* _Data provided_:
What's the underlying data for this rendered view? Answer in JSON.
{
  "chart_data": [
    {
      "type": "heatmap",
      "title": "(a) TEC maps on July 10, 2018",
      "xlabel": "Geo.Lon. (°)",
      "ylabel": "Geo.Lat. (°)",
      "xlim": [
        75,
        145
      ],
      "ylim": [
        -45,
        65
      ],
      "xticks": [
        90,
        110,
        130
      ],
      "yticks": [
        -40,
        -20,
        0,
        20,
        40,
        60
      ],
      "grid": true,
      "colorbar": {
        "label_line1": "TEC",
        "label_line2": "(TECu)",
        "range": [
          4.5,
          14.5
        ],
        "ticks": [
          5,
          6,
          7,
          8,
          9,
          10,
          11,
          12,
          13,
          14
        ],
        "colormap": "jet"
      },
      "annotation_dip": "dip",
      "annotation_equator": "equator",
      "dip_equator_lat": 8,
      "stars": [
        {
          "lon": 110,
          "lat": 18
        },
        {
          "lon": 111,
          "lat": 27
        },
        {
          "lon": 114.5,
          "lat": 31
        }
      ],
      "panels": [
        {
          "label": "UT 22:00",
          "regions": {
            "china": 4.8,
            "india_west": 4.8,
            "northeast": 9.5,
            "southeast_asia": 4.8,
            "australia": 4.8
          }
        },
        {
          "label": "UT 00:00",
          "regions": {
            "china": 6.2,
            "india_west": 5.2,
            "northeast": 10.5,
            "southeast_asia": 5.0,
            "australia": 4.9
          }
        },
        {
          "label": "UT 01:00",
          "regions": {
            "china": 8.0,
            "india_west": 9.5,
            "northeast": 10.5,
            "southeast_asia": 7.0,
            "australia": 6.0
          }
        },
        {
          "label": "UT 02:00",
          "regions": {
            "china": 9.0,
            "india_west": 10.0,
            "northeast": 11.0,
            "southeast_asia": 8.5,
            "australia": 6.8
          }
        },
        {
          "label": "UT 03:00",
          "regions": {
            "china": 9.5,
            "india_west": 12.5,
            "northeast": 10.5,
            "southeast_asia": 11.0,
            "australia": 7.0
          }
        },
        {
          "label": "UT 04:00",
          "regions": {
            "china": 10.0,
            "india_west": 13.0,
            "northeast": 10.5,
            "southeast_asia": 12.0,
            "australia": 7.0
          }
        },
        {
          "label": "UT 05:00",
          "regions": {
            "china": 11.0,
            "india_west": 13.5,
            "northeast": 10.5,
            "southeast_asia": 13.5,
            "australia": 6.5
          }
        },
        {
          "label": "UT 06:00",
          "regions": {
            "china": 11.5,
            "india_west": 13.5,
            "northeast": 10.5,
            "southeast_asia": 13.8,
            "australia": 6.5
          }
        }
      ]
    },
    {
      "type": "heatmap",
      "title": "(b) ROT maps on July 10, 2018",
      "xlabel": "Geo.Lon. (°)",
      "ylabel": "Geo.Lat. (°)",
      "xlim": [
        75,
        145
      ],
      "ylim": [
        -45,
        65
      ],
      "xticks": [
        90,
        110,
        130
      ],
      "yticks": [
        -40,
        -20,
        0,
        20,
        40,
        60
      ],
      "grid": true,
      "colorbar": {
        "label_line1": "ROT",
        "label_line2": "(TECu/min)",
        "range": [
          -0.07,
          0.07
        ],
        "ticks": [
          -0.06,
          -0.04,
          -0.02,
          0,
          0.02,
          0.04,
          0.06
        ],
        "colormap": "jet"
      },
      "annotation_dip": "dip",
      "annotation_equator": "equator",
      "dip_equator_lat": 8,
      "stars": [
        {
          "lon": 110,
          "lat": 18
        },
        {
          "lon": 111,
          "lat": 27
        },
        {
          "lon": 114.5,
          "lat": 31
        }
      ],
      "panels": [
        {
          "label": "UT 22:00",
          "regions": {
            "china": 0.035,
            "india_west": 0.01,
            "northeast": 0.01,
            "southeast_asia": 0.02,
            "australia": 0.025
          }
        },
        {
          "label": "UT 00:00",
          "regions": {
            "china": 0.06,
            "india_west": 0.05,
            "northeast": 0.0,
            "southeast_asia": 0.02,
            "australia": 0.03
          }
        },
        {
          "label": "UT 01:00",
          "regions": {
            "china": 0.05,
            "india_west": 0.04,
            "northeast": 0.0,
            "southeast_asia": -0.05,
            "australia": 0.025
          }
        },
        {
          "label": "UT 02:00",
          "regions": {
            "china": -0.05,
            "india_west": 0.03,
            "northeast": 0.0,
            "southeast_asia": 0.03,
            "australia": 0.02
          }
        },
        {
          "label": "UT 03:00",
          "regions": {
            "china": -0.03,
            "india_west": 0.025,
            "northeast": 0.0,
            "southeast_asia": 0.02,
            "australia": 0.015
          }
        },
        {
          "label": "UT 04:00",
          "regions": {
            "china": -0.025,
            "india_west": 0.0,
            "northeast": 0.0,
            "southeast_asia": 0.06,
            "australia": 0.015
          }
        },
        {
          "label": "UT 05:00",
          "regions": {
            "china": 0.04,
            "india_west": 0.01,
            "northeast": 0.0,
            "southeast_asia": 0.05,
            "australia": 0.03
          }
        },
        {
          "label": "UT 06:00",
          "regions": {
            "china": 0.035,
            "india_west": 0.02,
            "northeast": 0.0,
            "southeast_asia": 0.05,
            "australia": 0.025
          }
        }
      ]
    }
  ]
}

* _Instruction_:
Copy every record exactly, with nothing added or dropped.

* _Problem solution_:
What's the underlying data for this rendered view? Answer in JSON.
{
  "chart_data": [
    {
      "type": "heatmap",
      "title": "(a) TEC maps on July 10, 2018",
      "xlabel": "Geo.Lon. (°)",
      "ylabel": "Geo.Lat. (°)",
      "xlim": [
        75,
        145
      ],
      "ylim": [
        -45,
        65
      ],
      "xticks": [
        90,
        110,
        130
      ],
      "yticks": [
        -40,
        -20,
        0,
        20,
        40,
        60
      ],
      "grid": true,
      "colorbar": {
        "label_line1": "TEC",
        "label_line2": "(TECu)",
        "range": [
          4.5,
          14.5
        ],
        "ticks": [
          5,
          6,
          7,
          8,
          9,
          10,
          11,
          12,
          13,
          14
        ],
        "colormap": "jet"
      },
      "annotation_dip": "dip",
      "annotation_equator": "equator",
      "dip_equator_lat": 8,
      "stars": [
        {
          "lon": 110,
          "lat": 18
        },
        {
          "lon": 111,
          "lat": 27
        },
        {
          "lon": 114.5,
          "lat": 31
        }
      ],
      "panels": [
        {
          "label": "UT 22:00",
          "regions": {
            "china": 4.8,
            "india_west": 4.8,
            "northeast": 9.5,
            "southeast_asia": 4.8,
            "australia": 4.8
          }
        },
        {
          "label": "UT 00:00",
          "regions": {
            "china": 6.2,
            "india_west": 5.2,
            "northeast": 10.5,
            "southeast_asia": 5.0,
            "australia": 4.9
          }
        },
        {
          "label": "UT 01:00",
          "regions": {
            "china": 8.0,
            "india_west": 9.5,
            "northeast": 10.5,
            "southeast_asia": 7.0,
            "australia": 6.0
          }
        },
        {
          "label": "UT 02:00",
          "regions": {
            "china": 9.0,
            "india_west": 10.0,
            "northeast": 11.0,
            "southeast_asia": 8.5,
            "australia": 6.8
          }
        },
        {
          "label": "UT 03:00",
          "regions": {
            "china": 9.5,
            "india_west": 12.5,
            "northeast": 10.5,
            "southeast_asia": 11.0,
            "australia": 7.0
          }
        },
        {
          "label": "UT 04:00",
          "regions": {
            "china": 10.0,
            "india_west": 13.0,
            "northeast": 10.5,
            "southeast_asia": 12.0,
            "australia": 7.0
          }
        },
        {
          "label": "UT 05:00",
          "regions": {
            "china": 11.0,
            "india_west": 13.5,
            "northeast": 10.5,
            "southeast_asia": 13.5,
            "australia": 6.5
          }
        },
        {
          "label": "UT 06:00",
          "regions": {
            "china": 11.5,
            "india_west": 13.5,
            "northeast": 10.5,
            "southeast_asia": 13.8,
            "australia": 6.5
          }
        }
      ]
    },
    {
      "type": "heatmap",
      "title": "(b) ROT maps on July 10, 2018",
      "xlabel": "Geo.Lon. (°)",
      "ylabel": "Geo.Lat. (°)",
      "xlim": [
        75,
        145
      ],
      "ylim": [
        -45,
        65
      ],
      "xticks": [
        90,
        110,
        130
      ],
      "yticks": [
        -40,
        -20,
        0,
        20,
        40,
        60
      ],
      "grid": true,
      "colorbar": {
        "label_line1": "ROT",
        "label_line2": "(TECu/min)",
        "range": [
          -0.07,
          0.07
        ],
        "ticks": [
          -0.06,
          -0.04,
          -0.02,
          0,
          0.02,
          0.04,
          0.06
        ],
        "colormap": "jet"
      },
      "annotation_dip": "dip",
      "annotation_equator": "equator",
      "dip_equator_lat": 8,
      "stars": [
        {
          "lon": 110,
          "lat": 18
        },
        {
          "lon": 111,
          "lat": 27
        },
        {
          "lon": 114.5,
          "lat": 31
        }
      ],
      "panels": [
        {
          "label": "UT 22:00",
          "regions": {
            "china": 0.035,
            "india_west": 0.01,
            "northeast": 0.01,
            "southeast_asia": 0.02,
            "australia": 0.025
          }
        },
        {
          "label": "UT 00:00",
          "regions": {
            "china": 0.06,
            "india_west": 0.05,
            "northeast": 0.0,
            "southeast_asia": 0.02,
            "australia": 0.03
          }
        },
        {
          "label": "UT 01:00",
          "regions": {
            "china": 0.05,
            "india_west": 0.04,
            "northeast": 0.0,
            "southeast_asia": -0.05,
            "australia": 0.025
          }
        },
        {
          "label": "UT 02:00",
          "regions": {
            "china": -0.05,
            "india_west": 0.03,
            "northeast": 0.0,
            "southeast_asia": 0.03,
            "australia": 0.02
          }
        },
        {
          "label": "UT 03:00",
          "regions": {
            "china": -0.03,
            "india_west": 0.025,
            "northeast": 0.0,
            "southeast_asia": 0.02,
            "australia": 0.015
          }
        },
        {
          "label": "UT 04:00",
          "regions": {
            "china": -0.025,
            "india_west": 0.0,
            "northeast": 0.0,
            "southeast_asia": 0.06,
            "australia": 0.015
          }
        },
        {
          "label": "UT 05:00",
          "regions": {
            "china": 0.04,
            "india_west": 0.01,
            "northeast": 0.0,
            "southeast_asia": 0.05,
            "australia": 0.03
          }
        },
        {
          "label": "UT 06:00",
          "regions": {
            "china": 0.035,
            "india_west": 0.02,
            "northeast": 0.0,
            "southeast_asia": 0.05,
            "australia": 0.025
          }
        }
      ]
    }
  ]
}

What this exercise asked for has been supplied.